### TASKS TO PERFORM
- a) Can you edit the passage on National Assembly committees, starting with "60. With respect" and going on through "introduces its Bill.", so that "Welsh Executive" is replaced by "Welsh Government"?
- b) Could you turn the paragraph of the passage on National Assembly committees that begins "Paragraph 2.16 of the White Paper states" into a short bulleted list that keeps its main facts?

### EXCERPT
--------------------------------------------------
The Secretary of State concluded that a decision to change the number had a much wider impact on the constitutional balance between constituency members and list members as well as potentially the political balance, and "therefore you cannot do that lightly".[107]

57. The Government has taken a strong line against the possibility of increasing the number of Assembly Members from 60 to 80. However, a 60 Member Assembly may not prove sufficient to carry out its scrutiny and legislative roles. In that event, the National Assembly for Wales and Parliament may at some date in the future wish to reassess the size of the National Assembly, at which time the electoral process will also need to be considered.

National Assembly Committees

58. Paragraph 2.16 of the White Paper states that "the Assembly should generally be able to establish such committees as it sees fit in accordance with its Standing Orders".[108] It also explicitly stated that "the crucial point is that the Assembly's committee structure should in future be a matter for Assembly discretion rather than be fixed by statute".[109] When we took evidence from the Presiding Officer, he voiced his support for that approach. He argued that the National Assembly should be allowed to construct its committee structure as it sees best, so long as it was "within a framework of legislation which is broad and flexible enough to allow it to do that".[110]

59. The Presiding Officer highlighted what he saw as the structural problem of a National Assembly of 60 Members: "of 60 people, 15 of them are either in cabinet or are party leaders or are chairs of committees. That is more than 20 out of that number to begin with. Naturally, if they are committee chairs, they are to be counted amongst committee members; but, as you all know, the role of a chair is slightly different to the role of a committee member as far as being part of a committee is concerned. In order to be an ordinary committee member, that only leaves us practically 30 plus members who would be free to carry out committee work".[111]

60. With respect to Committees, we reiterate the concerns raised with us that the 60 member limit on the National Assembly and the size of the National Assembly payroll vote has the potential to place serious strains on the National Assembly Committees' ability to carry out its scrutiny of the new Welsh Executive. The Government will need to be alive to this potential danger when it introduces its Bill.
--------------------------------------------------
### EXTRACTED DATA
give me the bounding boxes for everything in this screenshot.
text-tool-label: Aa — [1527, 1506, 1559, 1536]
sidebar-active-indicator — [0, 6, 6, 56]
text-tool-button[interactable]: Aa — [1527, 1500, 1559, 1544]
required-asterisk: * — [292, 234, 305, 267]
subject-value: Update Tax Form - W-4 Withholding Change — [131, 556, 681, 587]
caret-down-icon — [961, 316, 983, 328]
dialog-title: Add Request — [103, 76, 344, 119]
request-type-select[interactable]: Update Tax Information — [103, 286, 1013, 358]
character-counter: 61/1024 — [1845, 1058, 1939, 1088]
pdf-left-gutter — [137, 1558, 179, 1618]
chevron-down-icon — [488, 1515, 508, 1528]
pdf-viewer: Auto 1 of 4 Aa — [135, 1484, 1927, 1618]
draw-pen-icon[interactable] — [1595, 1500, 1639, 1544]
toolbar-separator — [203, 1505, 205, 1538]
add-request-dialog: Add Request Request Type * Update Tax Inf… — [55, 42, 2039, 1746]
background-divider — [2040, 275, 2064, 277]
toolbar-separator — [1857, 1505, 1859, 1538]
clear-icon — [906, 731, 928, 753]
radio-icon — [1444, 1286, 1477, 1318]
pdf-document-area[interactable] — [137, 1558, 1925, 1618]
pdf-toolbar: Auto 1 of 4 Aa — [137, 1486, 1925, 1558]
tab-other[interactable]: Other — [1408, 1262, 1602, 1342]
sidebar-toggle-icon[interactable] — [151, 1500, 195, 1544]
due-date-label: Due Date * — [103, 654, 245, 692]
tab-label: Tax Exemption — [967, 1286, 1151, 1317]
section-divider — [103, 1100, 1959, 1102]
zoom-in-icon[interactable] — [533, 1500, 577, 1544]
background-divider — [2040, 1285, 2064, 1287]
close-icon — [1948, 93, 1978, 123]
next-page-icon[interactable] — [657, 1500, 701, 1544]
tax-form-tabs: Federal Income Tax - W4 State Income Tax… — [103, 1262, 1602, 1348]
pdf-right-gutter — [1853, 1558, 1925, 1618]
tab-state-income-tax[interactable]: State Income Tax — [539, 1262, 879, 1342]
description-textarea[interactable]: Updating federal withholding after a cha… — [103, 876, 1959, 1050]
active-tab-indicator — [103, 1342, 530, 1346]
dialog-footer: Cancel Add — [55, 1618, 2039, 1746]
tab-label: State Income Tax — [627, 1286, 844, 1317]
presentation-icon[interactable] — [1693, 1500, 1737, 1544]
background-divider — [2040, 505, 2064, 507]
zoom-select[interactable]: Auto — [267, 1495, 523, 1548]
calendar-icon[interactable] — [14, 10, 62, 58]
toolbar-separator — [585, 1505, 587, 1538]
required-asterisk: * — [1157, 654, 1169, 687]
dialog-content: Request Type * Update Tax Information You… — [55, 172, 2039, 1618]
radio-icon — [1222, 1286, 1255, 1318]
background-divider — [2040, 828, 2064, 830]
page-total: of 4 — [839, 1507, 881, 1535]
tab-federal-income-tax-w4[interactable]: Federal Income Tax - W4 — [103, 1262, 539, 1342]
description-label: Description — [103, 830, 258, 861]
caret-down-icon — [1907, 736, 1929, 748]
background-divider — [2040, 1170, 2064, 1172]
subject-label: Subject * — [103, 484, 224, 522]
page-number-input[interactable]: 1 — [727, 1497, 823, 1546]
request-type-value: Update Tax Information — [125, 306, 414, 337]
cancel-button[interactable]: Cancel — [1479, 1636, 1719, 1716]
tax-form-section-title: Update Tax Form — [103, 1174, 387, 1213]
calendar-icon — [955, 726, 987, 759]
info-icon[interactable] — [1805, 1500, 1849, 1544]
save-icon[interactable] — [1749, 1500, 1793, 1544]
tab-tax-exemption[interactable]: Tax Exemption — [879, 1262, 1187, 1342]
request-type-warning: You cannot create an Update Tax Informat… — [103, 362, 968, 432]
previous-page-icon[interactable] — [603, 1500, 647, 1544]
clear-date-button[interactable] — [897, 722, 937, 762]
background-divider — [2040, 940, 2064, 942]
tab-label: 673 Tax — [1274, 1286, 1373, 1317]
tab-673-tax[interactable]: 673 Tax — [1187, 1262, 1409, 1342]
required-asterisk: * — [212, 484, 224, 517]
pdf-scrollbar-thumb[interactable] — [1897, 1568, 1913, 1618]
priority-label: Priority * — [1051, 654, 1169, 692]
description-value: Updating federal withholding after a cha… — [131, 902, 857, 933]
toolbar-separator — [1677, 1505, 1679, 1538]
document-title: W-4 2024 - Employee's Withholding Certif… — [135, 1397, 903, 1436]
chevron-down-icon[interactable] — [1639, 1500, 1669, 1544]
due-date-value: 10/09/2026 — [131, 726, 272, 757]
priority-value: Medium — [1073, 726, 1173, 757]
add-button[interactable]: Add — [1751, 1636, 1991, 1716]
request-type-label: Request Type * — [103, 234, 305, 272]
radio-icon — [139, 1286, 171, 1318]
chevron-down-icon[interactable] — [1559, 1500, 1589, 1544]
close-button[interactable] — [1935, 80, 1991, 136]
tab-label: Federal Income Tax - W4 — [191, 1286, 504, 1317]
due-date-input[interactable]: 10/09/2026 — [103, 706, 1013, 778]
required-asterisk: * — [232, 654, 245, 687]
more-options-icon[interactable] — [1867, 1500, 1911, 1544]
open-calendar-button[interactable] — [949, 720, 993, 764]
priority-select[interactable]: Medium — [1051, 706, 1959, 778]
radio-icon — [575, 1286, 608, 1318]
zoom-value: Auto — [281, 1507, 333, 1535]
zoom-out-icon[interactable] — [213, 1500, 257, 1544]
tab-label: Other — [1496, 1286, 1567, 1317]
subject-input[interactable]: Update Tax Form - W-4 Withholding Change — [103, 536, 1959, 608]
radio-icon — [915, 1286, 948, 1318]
--------------------------------------------------
### THE ANSWERS
- a)
60. With respect to Committees, we reiterate the concerns raised with us that the 60 member limit on the National Assembly and the size of the National Assembly payroll vote has the potential to place serious strains on the National Assembly Committees' ability to carry out its scrutiny of the new Welsh Government. The Government will need to be alive to this potential danger when it introduces its Bill.

- b)
- Paragraph 2.16 of the White Paper says the Assembly should generally be able to set up committees as it sees fit under its Standing Orders.
- The White Paper stresses that the committee structure should in future be left to Assembly discretion rather than fixed by statute.
- The Presiding Officer supported this approach. He argued that the Assembly should design its own committee structure within broad and flexible legislation.